— Start DATA PROVIDED —
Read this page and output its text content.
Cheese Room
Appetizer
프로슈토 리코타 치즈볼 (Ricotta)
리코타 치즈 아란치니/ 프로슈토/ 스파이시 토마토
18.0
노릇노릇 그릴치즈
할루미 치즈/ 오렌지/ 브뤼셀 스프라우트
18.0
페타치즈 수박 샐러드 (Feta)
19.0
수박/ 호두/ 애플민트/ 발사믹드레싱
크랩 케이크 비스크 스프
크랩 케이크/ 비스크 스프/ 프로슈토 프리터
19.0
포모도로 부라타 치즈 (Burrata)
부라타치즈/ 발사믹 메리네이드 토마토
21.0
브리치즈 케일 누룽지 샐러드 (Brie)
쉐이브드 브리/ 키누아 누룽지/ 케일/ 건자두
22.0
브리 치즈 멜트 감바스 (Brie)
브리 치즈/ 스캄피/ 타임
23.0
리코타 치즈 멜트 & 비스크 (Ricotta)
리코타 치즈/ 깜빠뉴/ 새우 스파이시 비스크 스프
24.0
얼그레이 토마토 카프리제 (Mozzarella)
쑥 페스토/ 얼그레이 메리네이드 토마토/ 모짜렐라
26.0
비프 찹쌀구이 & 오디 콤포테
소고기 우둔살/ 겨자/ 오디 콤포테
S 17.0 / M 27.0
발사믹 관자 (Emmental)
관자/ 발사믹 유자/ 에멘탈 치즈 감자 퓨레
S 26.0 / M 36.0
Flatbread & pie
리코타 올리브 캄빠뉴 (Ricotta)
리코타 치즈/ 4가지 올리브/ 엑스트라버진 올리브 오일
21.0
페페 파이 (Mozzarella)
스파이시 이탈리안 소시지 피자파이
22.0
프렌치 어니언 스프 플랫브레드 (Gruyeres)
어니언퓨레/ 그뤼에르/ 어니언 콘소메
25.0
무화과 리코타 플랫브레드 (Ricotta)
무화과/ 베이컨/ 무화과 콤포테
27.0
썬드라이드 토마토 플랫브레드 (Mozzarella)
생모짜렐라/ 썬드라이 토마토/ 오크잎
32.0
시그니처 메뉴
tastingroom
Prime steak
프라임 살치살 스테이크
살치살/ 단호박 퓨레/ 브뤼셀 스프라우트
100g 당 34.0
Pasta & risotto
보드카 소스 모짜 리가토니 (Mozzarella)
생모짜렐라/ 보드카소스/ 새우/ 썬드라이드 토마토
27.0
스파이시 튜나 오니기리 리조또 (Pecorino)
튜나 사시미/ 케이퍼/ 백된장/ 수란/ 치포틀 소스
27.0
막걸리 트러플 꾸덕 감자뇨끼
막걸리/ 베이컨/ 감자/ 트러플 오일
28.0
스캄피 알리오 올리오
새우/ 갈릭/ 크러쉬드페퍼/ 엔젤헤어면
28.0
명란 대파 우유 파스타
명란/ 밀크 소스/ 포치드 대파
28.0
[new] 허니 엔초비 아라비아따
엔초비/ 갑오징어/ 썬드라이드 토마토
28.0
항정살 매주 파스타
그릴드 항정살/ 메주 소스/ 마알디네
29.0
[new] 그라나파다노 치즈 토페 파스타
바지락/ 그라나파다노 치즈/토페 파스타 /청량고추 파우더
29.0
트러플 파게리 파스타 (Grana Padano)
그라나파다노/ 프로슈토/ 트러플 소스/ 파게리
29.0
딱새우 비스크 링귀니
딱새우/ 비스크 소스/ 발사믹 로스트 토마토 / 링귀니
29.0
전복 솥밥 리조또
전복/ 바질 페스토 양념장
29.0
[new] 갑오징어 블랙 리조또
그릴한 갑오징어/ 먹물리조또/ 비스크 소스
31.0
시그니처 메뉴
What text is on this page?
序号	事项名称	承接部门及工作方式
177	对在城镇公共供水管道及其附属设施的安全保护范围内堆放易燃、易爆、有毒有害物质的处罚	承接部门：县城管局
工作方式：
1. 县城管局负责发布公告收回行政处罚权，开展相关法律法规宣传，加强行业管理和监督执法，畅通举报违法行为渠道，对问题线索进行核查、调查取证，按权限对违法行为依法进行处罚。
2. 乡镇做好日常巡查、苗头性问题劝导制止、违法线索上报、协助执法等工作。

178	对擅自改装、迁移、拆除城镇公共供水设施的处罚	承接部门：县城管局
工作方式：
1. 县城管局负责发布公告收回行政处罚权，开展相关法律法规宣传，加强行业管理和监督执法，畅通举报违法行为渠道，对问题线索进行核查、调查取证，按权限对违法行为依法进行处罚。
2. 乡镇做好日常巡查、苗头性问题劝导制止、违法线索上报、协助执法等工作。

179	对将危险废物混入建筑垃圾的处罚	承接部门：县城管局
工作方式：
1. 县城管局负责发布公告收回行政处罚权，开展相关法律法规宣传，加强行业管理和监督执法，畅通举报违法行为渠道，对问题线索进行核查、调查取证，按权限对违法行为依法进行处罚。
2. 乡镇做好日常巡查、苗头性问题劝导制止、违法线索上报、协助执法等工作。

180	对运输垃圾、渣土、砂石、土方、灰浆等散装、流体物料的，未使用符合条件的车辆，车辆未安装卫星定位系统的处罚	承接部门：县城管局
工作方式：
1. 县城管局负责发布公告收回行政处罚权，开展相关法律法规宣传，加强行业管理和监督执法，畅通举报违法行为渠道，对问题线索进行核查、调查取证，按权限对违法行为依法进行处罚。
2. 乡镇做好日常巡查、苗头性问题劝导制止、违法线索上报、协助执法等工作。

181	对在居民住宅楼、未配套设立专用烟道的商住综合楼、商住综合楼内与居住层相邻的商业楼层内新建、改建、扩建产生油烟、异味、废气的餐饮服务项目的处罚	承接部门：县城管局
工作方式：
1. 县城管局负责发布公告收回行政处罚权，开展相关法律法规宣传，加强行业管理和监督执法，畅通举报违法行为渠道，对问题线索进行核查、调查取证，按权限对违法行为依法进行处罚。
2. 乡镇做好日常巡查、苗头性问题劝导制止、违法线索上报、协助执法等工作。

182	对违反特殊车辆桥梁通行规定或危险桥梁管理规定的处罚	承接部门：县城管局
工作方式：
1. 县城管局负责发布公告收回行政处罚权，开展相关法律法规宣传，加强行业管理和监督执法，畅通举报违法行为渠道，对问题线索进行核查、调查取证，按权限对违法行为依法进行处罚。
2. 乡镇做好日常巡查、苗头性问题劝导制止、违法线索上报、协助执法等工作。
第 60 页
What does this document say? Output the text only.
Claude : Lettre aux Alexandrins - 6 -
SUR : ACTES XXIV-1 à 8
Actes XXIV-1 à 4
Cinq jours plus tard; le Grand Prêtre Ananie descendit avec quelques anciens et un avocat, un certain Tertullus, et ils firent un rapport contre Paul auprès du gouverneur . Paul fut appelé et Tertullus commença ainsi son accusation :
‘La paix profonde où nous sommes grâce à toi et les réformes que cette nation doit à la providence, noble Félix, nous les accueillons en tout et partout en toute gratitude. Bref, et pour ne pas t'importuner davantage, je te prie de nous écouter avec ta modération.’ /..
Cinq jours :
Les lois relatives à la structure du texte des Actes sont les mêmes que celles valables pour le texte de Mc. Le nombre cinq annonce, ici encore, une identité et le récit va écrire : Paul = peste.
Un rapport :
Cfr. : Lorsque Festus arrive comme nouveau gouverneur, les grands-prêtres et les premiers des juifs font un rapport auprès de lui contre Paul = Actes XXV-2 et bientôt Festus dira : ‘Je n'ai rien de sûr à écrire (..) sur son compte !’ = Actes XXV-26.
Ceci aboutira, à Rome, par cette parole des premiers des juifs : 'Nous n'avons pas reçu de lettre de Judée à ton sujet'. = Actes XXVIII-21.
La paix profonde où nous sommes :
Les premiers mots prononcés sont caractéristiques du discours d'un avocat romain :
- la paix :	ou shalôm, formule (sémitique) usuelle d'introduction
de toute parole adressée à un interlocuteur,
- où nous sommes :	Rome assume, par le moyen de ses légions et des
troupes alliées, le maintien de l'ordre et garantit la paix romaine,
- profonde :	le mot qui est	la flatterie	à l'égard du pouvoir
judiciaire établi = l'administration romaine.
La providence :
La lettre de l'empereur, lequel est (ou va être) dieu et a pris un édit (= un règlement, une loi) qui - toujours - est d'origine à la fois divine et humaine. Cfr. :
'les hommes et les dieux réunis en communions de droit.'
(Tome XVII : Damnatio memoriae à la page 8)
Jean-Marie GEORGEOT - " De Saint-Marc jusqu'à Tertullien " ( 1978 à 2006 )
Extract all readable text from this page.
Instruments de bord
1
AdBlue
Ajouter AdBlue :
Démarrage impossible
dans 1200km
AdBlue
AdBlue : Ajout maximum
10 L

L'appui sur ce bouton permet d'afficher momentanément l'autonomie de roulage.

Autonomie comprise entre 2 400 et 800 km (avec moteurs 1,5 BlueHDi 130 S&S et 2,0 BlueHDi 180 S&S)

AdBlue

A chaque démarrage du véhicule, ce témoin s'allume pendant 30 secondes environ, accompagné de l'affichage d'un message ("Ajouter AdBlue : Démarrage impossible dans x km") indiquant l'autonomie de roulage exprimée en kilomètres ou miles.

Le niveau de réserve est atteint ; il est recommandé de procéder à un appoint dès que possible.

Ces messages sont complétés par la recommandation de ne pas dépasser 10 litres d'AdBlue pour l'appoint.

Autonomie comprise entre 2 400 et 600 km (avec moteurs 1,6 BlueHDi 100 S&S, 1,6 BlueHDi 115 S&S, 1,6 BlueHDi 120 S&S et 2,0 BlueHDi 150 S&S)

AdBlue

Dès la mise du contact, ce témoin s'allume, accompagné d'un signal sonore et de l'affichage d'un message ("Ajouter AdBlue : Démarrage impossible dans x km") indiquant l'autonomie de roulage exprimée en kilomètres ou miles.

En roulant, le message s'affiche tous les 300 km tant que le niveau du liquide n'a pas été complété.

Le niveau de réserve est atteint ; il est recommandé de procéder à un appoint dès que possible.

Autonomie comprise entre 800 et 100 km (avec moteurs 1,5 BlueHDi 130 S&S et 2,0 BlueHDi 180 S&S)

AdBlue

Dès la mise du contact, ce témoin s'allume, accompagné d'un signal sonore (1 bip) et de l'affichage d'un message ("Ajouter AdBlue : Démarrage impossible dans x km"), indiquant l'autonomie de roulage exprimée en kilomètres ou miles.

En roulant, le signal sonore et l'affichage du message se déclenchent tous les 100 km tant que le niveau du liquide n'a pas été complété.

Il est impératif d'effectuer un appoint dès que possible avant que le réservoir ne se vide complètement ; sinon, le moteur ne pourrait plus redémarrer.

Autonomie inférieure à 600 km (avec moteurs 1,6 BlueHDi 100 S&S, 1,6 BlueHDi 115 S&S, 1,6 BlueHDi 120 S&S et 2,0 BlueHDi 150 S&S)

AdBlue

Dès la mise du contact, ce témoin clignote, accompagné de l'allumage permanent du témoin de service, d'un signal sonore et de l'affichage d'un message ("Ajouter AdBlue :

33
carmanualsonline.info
— End DATA PROVIDED —
Search the material above for "cette". Pull out each line where it shows up.

‘La paix profonde où nous sommes grâce à toi et les réformes que cette nation doit à la providence, noble Félix, nous les accueillons en tout et partout en toute gratitude. Bref, et pour ne pas t'importuner davantage, je te prie de nous écouter avec ta modération.’ /..
Ceci aboutira, à Rome, par cette parole des premiers des juifs : 'Nous n'avons pas reçu de lettre de Judée à ton sujet'. = Actes XXVIII-21.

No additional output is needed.